**Prompt**
Among the lines of the records below, copy those that hold the word "MacRae".

Document text records
- - - - -

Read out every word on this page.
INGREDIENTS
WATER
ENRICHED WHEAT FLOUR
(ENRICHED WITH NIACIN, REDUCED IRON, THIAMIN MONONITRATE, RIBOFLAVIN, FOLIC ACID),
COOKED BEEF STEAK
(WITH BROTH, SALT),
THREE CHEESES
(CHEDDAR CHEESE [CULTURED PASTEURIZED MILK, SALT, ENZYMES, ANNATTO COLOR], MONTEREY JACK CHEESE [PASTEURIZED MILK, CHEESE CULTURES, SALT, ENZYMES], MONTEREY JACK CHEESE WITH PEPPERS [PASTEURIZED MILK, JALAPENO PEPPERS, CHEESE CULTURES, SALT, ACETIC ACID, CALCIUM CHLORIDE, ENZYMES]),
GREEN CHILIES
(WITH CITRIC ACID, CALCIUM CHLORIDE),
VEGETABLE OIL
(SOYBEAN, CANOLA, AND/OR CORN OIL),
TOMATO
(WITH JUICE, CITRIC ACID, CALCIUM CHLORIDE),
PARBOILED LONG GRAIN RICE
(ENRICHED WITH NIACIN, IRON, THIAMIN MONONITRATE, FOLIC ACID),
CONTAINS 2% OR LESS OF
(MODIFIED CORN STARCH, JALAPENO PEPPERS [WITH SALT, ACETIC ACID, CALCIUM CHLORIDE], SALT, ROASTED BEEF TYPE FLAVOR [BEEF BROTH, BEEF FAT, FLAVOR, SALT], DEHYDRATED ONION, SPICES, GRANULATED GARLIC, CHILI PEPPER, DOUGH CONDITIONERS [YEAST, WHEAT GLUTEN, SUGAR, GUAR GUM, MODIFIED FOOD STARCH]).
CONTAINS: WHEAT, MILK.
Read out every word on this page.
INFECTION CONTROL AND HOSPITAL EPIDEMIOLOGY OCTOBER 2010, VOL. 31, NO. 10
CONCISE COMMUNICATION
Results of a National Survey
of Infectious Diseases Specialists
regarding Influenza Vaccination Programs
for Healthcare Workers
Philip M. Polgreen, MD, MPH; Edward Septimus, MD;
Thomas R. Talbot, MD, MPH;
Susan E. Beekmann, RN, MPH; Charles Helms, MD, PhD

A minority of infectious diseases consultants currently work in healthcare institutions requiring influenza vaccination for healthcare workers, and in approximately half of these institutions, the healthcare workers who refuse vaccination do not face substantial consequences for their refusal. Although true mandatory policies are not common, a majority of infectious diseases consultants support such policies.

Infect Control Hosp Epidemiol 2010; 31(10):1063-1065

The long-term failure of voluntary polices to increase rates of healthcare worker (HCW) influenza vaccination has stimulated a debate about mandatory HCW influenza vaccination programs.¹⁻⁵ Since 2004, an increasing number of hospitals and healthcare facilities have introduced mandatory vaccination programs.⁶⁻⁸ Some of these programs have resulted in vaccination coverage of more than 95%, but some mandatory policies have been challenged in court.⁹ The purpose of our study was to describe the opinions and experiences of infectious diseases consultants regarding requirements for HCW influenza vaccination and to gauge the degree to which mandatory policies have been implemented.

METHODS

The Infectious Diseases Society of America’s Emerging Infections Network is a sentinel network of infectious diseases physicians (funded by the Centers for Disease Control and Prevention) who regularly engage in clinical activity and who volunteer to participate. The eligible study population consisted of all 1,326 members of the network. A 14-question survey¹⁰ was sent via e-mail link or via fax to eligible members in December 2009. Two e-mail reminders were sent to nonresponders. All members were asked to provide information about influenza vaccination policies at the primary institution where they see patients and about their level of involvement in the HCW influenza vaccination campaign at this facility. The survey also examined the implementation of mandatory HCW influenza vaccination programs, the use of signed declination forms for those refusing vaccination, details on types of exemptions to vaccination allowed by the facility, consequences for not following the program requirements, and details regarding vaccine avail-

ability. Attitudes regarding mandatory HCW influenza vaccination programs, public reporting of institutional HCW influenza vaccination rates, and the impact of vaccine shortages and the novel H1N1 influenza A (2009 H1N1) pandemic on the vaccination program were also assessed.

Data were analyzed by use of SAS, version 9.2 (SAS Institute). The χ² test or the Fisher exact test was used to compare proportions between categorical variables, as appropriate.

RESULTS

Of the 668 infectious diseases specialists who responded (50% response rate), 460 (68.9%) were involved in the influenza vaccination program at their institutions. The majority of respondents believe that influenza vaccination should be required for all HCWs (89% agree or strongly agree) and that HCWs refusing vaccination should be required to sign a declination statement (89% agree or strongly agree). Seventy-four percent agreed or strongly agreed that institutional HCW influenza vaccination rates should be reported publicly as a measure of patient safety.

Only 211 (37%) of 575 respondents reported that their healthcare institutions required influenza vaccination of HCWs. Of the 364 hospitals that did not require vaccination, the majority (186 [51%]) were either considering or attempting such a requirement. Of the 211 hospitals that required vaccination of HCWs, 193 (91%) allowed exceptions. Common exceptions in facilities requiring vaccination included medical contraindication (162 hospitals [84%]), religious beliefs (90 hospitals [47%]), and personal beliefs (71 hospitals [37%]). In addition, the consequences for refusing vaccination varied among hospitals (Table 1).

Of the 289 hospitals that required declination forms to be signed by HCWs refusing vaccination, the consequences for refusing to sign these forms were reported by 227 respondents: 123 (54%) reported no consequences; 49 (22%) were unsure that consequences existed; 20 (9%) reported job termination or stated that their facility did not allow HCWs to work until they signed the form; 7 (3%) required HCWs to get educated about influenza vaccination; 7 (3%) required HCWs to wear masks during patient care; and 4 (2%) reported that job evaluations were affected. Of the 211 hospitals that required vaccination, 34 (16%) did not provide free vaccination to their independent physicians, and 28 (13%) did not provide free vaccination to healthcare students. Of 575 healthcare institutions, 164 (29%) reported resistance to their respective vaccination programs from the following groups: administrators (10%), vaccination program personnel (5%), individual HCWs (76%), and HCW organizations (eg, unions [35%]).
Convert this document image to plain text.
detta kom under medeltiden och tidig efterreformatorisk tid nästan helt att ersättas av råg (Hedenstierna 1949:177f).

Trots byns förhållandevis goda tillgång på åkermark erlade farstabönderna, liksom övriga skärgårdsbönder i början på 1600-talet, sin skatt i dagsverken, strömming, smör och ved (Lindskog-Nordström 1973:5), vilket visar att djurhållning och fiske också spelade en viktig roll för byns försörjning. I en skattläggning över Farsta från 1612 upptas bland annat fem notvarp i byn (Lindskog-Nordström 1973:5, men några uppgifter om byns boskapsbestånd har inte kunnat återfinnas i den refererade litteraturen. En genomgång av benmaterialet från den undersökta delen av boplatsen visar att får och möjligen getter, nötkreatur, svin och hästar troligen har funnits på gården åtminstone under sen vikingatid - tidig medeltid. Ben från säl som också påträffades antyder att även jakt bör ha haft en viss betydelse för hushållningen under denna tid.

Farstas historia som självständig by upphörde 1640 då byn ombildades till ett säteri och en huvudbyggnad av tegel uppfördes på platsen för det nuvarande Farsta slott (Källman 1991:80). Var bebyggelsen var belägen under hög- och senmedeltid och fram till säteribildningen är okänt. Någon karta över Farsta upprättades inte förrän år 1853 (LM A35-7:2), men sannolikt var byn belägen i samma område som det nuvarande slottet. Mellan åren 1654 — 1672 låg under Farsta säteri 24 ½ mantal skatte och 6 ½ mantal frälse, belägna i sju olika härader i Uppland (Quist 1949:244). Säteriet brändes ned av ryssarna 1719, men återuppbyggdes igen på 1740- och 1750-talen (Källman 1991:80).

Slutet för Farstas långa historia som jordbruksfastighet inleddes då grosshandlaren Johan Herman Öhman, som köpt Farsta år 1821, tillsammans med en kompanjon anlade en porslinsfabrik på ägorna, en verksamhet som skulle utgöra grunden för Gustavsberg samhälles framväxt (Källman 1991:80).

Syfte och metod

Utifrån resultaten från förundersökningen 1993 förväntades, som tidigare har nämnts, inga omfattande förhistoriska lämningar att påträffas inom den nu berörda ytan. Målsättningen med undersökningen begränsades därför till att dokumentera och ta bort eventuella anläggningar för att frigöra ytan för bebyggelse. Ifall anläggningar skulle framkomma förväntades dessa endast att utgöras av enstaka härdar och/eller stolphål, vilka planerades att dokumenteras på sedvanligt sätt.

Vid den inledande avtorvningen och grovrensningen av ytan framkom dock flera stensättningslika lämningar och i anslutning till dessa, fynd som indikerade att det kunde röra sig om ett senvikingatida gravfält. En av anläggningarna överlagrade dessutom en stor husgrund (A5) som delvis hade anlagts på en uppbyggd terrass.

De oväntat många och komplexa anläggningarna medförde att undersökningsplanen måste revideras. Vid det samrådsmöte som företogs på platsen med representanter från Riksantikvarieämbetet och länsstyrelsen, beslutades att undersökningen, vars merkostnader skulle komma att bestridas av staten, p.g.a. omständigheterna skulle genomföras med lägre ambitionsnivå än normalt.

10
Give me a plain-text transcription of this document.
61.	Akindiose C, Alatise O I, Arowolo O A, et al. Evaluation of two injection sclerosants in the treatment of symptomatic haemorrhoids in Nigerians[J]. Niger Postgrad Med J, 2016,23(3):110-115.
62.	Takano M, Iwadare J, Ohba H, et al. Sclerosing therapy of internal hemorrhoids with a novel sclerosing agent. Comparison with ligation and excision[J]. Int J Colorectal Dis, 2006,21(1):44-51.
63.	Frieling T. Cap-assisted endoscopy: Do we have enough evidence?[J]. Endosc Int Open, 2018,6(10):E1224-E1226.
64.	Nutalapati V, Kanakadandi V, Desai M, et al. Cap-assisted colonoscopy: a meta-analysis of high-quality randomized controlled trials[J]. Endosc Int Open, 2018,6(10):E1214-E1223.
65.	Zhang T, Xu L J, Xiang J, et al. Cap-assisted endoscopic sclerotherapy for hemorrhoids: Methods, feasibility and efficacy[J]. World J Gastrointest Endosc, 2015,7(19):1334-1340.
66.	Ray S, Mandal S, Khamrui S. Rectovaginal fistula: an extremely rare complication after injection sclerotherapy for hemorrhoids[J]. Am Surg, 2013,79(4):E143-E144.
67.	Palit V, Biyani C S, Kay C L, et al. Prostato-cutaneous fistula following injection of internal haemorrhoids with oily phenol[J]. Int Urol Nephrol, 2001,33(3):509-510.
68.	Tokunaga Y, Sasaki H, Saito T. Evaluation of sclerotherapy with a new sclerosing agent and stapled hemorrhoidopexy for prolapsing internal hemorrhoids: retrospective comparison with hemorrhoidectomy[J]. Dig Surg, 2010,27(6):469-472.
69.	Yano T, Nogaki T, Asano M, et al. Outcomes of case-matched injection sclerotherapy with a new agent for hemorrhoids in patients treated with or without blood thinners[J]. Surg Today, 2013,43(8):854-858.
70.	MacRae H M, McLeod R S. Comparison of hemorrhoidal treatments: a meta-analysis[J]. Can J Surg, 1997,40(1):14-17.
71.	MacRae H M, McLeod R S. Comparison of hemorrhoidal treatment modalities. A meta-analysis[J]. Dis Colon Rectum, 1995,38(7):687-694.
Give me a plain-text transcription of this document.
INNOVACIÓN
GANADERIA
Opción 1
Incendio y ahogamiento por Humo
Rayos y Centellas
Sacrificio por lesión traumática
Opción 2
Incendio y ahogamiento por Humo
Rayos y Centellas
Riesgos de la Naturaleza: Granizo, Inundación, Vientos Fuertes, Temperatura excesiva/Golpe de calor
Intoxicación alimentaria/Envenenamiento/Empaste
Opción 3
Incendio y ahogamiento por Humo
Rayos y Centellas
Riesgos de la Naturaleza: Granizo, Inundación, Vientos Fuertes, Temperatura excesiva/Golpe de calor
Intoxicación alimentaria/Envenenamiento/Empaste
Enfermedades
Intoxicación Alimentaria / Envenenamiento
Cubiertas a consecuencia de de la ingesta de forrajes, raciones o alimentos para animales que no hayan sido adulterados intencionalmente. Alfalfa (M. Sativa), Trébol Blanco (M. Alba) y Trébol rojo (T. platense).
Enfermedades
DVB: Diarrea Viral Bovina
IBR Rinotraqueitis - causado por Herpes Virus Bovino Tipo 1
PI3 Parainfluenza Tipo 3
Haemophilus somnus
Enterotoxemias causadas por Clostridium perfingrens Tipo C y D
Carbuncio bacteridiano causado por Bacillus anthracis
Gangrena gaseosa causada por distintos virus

- - - - -

**Answer space**
70.	MacRae H M, McLeod R S. Comparison of hemorrhoidal treatments: a meta-analysis[J]. Can J Surg, 1997,40(1):14-17.
71.	MacRae H M, McLeod R S. Comparison of hemorrhoidal treatment modalities. A meta-analysis[J]. Dis Colon Rectum, 1995,38(7):687-694.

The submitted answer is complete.